» YOUR INSTRUCTIONS
Transcribe the full listing below exactly.

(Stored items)
● ● ● ● ●
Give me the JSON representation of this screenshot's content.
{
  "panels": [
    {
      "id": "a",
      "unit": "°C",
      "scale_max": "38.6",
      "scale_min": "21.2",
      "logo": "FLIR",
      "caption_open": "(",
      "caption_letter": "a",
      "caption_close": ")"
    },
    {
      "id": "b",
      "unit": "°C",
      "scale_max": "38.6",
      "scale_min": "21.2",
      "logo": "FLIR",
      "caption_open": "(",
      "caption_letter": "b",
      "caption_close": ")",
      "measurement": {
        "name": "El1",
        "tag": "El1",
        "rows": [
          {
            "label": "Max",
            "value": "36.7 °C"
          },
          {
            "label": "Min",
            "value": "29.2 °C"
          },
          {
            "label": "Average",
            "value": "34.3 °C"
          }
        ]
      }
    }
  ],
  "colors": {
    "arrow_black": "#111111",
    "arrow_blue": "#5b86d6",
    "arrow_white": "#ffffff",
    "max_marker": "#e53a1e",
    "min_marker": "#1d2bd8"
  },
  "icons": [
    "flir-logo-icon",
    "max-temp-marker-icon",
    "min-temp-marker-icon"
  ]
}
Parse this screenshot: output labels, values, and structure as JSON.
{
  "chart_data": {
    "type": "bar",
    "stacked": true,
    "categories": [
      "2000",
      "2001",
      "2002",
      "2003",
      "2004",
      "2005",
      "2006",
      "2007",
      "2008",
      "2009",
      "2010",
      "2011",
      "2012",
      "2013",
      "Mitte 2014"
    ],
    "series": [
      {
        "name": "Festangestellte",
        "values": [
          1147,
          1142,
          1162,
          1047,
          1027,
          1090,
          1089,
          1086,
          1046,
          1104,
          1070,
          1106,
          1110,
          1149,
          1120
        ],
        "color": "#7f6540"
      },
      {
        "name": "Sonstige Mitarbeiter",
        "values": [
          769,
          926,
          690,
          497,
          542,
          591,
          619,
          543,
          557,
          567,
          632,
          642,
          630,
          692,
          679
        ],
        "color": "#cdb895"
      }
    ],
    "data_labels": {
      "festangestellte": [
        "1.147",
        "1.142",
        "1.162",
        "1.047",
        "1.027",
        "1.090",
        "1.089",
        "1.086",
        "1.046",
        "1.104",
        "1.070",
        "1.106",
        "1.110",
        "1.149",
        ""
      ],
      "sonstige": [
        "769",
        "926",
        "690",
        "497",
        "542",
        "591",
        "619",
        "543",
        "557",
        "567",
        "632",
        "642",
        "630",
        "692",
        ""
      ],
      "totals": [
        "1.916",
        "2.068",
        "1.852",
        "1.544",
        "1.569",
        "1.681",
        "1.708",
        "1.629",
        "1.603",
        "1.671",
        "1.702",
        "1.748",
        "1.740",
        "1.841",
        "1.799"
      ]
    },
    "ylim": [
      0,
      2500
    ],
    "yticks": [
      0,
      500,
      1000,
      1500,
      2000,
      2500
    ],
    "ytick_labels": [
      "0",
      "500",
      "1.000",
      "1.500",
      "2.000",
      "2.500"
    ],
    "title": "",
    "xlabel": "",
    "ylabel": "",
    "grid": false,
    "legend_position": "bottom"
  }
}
● ● ● ● ●
» RESULT
Give me the JSON representation of this screenshot's content.
{
  "panels": [
    {
      "id": "a",
      "unit": "°C",
      "scale_max": "38.6",
      "scale_min": "21.2",
      "logo": "FLIR",
      "caption_open": "(",
      "caption_letter": "a",
      "caption_close": ")"
    },
    {
      "id": "b",
      "unit": "°C",
      "scale_max": "38.6",
      "scale_min": "21.2",
      "logo": "FLIR",
      "caption_open": "(",
      "caption_letter": "b",
      "caption_close": ")",
      "measurement": {
        "name": "El1",
        "tag": "El1",
        "rows": [
          {
            "label": "Max",
            "value": "36.7 °C"
          },
          {
            "label": "Min",
            "value": "29.2 °C"
          },
          {
            "label": "Average",
            "value": "34.3 °C"
          }
        ]
      }
    }
  ],
  "colors": {
    "arrow_black": "#111111",
    "arrow_blue": "#5b86d6",
    "arrow_white": "#ffffff",
    "max_marker": "#e53a1e",
    "min_marker": "#1d2bd8"
  },
  "icons": [
    "flir-logo-icon",
    "max-temp-marker-icon",
    "min-temp-marker-icon"
  ]
}
Parse this screenshot: output labels, values, and structure as JSON.
{
  "chart_data": {
    "type": "bar",
    "stacked": true,
    "categories": [
      "2000",
      "2001",
      "2002",
      "2003",
      "2004",
      "2005",
      "2006",
      "2007",
      "2008",
      "2009",
      "2010",
      "2011",
      "2012",
      "2013",
      "Mitte 2014"
    ],
    "series": [
      {
        "name": "Festangestellte",
        "values": [
          1147,
          1142,
          1162,
          1047,
          1027,
          1090,
          1089,
          1086,
          1046,
          1104,
          1070,
          1106,
          1110,
          1149,
          1120
        ],
        "color": "#7f6540"
      },
      {
        "name": "Sonstige Mitarbeiter",
        "values": [
          769,
          926,
          690,
          497,
          542,
          591,
          619,
          543,
          557,
          567,
          632,
          642,
          630,
          692,
          679
        ],
        "color": "#cdb895"
      }
    ],
    "data_labels": {
      "festangestellte": [
        "1.147",
        "1.142",
        "1.162",
        "1.047",
        "1.027",
        "1.090",
        "1.089",
        "1.086",
        "1.046",
        "1.104",
        "1.070",
        "1.106",
        "1.110",
        "1.149",
        ""
      ],
      "sonstige": [
        "769",
        "926",
        "690",
        "497",
        "542",
        "591",
        "619",
        "543",
        "557",
        "567",
        "632",
        "642",
        "630",
        "692",
        ""
      ],
      "totals": [
        "1.916",
        "2.068",
        "1.852",
        "1.544",
        "1.569",
        "1.681",
        "1.708",
        "1.629",
        "1.603",
        "1.671",
        "1.702",
        "1.748",
        "1.740",
        "1.841",
        "1.799"
      ]
    },
    "ylim": [
      0,
      2500
    ],
    "yticks": [
      0,
      500,
      1000,
      1500,
      2000,
      2500
    ],
    "ytick_labels": [
      "0",
      "500",
      "1.000",
      "1.500",
      "2.000",
      "2.500"
    ],
    "title": "",
    "xlabel": "",
    "ylabel": "",
    "grid": false,
    "legend_position": "bottom"
  }
}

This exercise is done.